- [Entries provided]:

- - - - - - -

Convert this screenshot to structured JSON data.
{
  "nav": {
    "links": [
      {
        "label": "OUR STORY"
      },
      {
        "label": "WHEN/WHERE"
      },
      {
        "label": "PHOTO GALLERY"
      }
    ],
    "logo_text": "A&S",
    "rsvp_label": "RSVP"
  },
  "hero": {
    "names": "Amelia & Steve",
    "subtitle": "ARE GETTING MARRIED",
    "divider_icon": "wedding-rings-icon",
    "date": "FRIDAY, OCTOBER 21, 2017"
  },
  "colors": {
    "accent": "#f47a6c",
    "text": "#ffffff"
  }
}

- - - - - - -

Every entry in the listing must be retyped exactly.

- [Task answer]:
Convert this screenshot to structured JSON data.
{
  "nav": {
    "links": [
      {
        "label": "OUR STORY"
      },
      {
        "label": "WHEN/WHERE"
      },
      {
        "label": "PHOTO GALLERY"
      }
    ],
    "logo_text": "A&S",
    "rsvp_label": "RSVP"
  },
  "hero": {
    "names": "Amelia & Steve",
    "subtitle": "ARE GETTING MARRIED",
    "divider_icon": "wedding-rings-icon",
    "date": "FRIDAY, OCTOBER 21, 2017"
  },
  "colors": {
    "accent": "#f47a6c",
    "text": "#ffffff"
  }
}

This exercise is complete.